* _GIVEN TEXT_
I'm writing a paper on Chinese women's experiences in the 1940-50's Communist take over. I've found primary sources that are all positive about the changes made by the Communist party. The women who've written these sources all praise the liberation and freedom they received as a result of the changes made by the Communists. However, most of my secondary sources point out many negative effects of the Communist party. For example, even though the Land Reform promised land to women, many women still did not actually get to hold land in their name (so claims the secondary source.)

My question is this: Why can't I find primary sources that talk about the negative aspects for women during the Communist reforms? Do you know of any I could use? Or, is it possible that the women who had negative experiences would not have access to record their experiences? Perhaps they were the illiterate, etc,?

Thanks :)

Fri, Dec. 16th, 2005 07:05 am (UTC)
(Anonymous)

As I know,those women who did not actually hold land in their name, maybe because they have no name. Most women in china have no name before 1949, except few women from carriage trade.
It seems you thought the negative aspects were defiladed.There are usually, but maybe the answer is different this time. :)
(Deleted comment)

Fri, Dec. 16th, 2005 04:10 pm (UTC)
mysteena

I had the same thought too. However, even accounts written by women after they have immigrated to the US are positive.

Fri, Dec. 16th, 2005 09:16 am (UTC)
yangchencen

I agree with them. And it's 1945-1949, if there's a woman having negative experiences, she would at least have been a teenager, therefore make her at least seventy years old now. I don't think there're a lot of 70 years old speaking English in China. At least my grandma don't. She can speak a little Japanese, for we live in Heilongjiang, has been invaded and occupied by Japan in 1930s.

* _PROBLEM A_
Format the entries from the start through the line that contains "sync-duration-select[interactable]: 3 months" as a numbered list, leaving out any blank lines.
The discussion and the entries are independent of each other.

* _DATA FOR THE TASK_
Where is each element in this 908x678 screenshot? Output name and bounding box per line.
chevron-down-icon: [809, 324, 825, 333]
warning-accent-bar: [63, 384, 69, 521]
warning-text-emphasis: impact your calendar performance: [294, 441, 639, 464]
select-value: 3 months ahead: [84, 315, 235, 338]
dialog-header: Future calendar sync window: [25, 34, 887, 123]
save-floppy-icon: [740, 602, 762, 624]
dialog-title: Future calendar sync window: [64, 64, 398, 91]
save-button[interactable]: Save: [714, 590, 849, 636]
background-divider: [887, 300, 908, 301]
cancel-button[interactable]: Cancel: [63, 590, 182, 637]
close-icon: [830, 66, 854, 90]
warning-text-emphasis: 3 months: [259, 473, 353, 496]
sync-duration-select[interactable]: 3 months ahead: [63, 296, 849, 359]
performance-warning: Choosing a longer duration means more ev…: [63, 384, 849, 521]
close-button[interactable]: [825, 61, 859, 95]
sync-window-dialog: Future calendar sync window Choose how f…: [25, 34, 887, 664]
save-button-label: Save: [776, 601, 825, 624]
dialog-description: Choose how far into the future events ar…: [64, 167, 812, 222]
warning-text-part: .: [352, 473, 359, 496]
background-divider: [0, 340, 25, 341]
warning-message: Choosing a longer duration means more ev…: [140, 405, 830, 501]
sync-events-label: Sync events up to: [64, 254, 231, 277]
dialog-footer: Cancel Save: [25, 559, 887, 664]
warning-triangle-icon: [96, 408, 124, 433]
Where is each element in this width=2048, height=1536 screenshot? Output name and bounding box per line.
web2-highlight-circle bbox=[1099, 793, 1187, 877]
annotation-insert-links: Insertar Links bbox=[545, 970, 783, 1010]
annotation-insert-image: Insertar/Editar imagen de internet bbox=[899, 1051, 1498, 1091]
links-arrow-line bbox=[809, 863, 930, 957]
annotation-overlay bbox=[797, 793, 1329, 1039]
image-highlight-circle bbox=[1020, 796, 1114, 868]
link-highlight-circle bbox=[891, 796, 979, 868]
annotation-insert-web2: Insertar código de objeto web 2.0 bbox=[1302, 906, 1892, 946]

* _PROBLEM B_
Answer these questions about the discussion of Chinese women's experiences:
(i) According to the secondary source, what did many women still not get despite the Land Reform's promise?
(ii) What does mysteena say about accounts written by women after they immigrated to the US?
(iii) Which place does yangchencen name as where they live?

* _TASK ANSWER A_
1. Where is each element in this 908x678 screenshot? Output name and bounding box per line.
2. chevron-down-icon: [809, 324, 825, 333]
3. warning-accent-bar: [63, 384, 69, 521]
4. warning-text-emphasis: impact your calendar performance: [294, 441, 639, 464]
5. select-value: 3 months ahead: [84, 315, 235, 338]
6. dialog-header: Future calendar sync window: [25, 34, 887, 123]
7. save-floppy-icon: [740, 602, 762, 624]
8. dialog-title: Future calendar sync window: [64, 64, 398, 91]
9. save-button[interactable]: Save: [714, 590, 849, 636]
10. background-divider: [887, 300, 908, 301]
11. cancel-button[interactable]: Cancel: [63, 590, 182, 637]
12. close-icon: [830, 66, 854, 90]
13. warning-text-emphasis: 3 months: [259, 473, 353, 496]
14. sync-duration-select[interactable]: 3 months ahead: [63, 296, 849, 359]

* _TASK ANSWER B_
(i) Many women still did not actually get to hold land in their name.
(ii) Those accounts are also positive.
(iii) Heilongjiang.